Short exercise
Write out all of the records precisely. Skip anything that is a picture.

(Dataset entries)
══════════

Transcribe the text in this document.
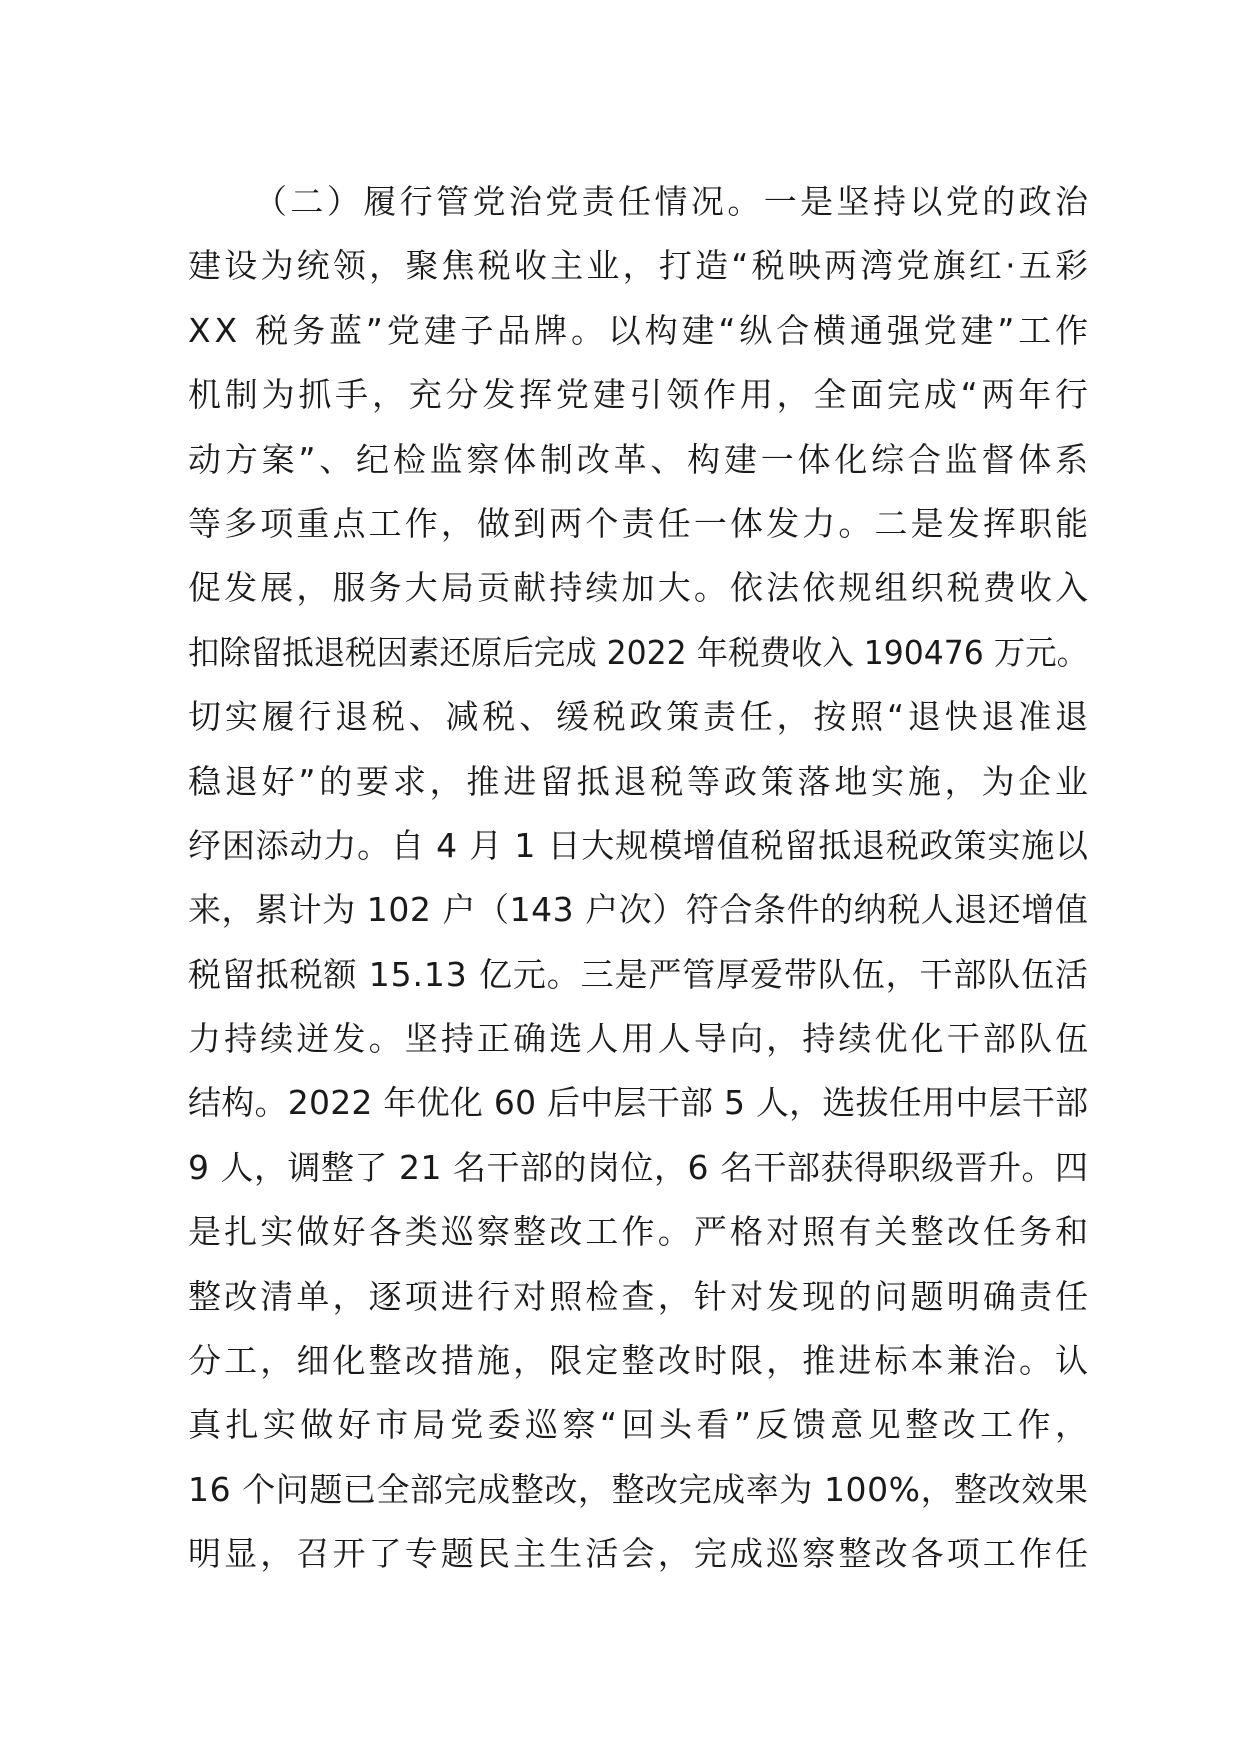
（二）履行管党治党责任情况。一是坚持以党的政治
建设为统领，聚焦税收主业，打造“税映两湾党旗红·五彩
XX 税务蓝”党建子品牌。以构建“纵合横通强党建”工作
机制为抓手，充分发挥党建引领作用，全面完成“两年行
动方案”、纪检监察体制改革、构建一体化综合监督体系
等多项重点工作，做到两个责任一体发力。二是发挥职能
促发展，服务大局贡献持续加大。依法依规组织税费收入
扣除留抵退税因素还原后完成 2022 年税费收入 190476 万元。
切实履行退税、减税、缓税政策责任，按照“退快退准退
稳退好”的要求，推进留抵退税等政策落地实施，为企业
纾困添动力。自 4 月 1 日大规模增值税留抵退税政策实施以
来，累计为 102 户（143 户次）符合条件的纳税人退还增值
税留抵税额 15.13 亿元。三是严管厚爱带队伍，干部队伍活
力持续迸发。坚持正确选人用人导向，持续优化干部队伍
结构。2022 年优化 60 后中层干部 5 人，选拔任用中层干部
9 人，调整了 21 名干部的岗位，6 名干部获得职级晋升。四
是扎实做好各类巡察整改工作。严格对照有关整改任务和
整改清单，逐项进行对照检查，针对发现的问题明确责任
分工，细化整改措施，限定整改时限，推进标本兼治。认
真扎实做好市局党委巡察“回头看”反馈意见整改工作，
16 个问题已全部完成整改，整改完成率为 100%，整改效果
明显，召开了专题民主生活会，完成巡察整改各项工作任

══════════

Written answer
Transcribe the text in this document.
（二）履行管党治党责任情况。一是坚持以党的政治
建设为统领，聚焦税收主业，打造“税映两湾党旗红·五彩
XX 税务蓝”党建子品牌。以构建“纵合横通强党建”工作
机制为抓手，充分发挥党建引领作用，全面完成“两年行
动方案”、纪检监察体制改革、构建一体化综合监督体系
等多项重点工作，做到两个责任一体发力。二是发挥职能
促发展，服务大局贡献持续加大。依法依规组织税费收入
扣除留抵退税因素还原后完成 2022 年税费收入 190476 万元。
切实履行退税、减税、缓税政策责任，按照“退快退准退
稳退好”的要求，推进留抵退税等政策落地实施，为企业
纾困添动力。自 4 月 1 日大规模增值税留抵退税政策实施以
来，累计为 102 户（143 户次）符合条件的纳税人退还增值
税留抵税额 15.13 亿元。三是严管厚爱带队伍，干部队伍活
力持续迸发。坚持正确选人用人导向，持续优化干部队伍
结构。2022 年优化 60 后中层干部 5 人，选拔任用中层干部
9 人，调整了 21 名干部的岗位，6 名干部获得职级晋升。四
是扎实做好各类巡察整改工作。严格对照有关整改任务和
整改清单，逐项进行对照检查，针对发现的问题明确责任
分工，细化整改措施，限定整改时限，推进标本兼治。认
真扎实做好市局党委巡察“回头看”反馈意见整改工作，
16 个问题已全部完成整改，整改完成率为 100%，整改效果
明显，召开了专题民主生活会，完成巡察整改各项工作任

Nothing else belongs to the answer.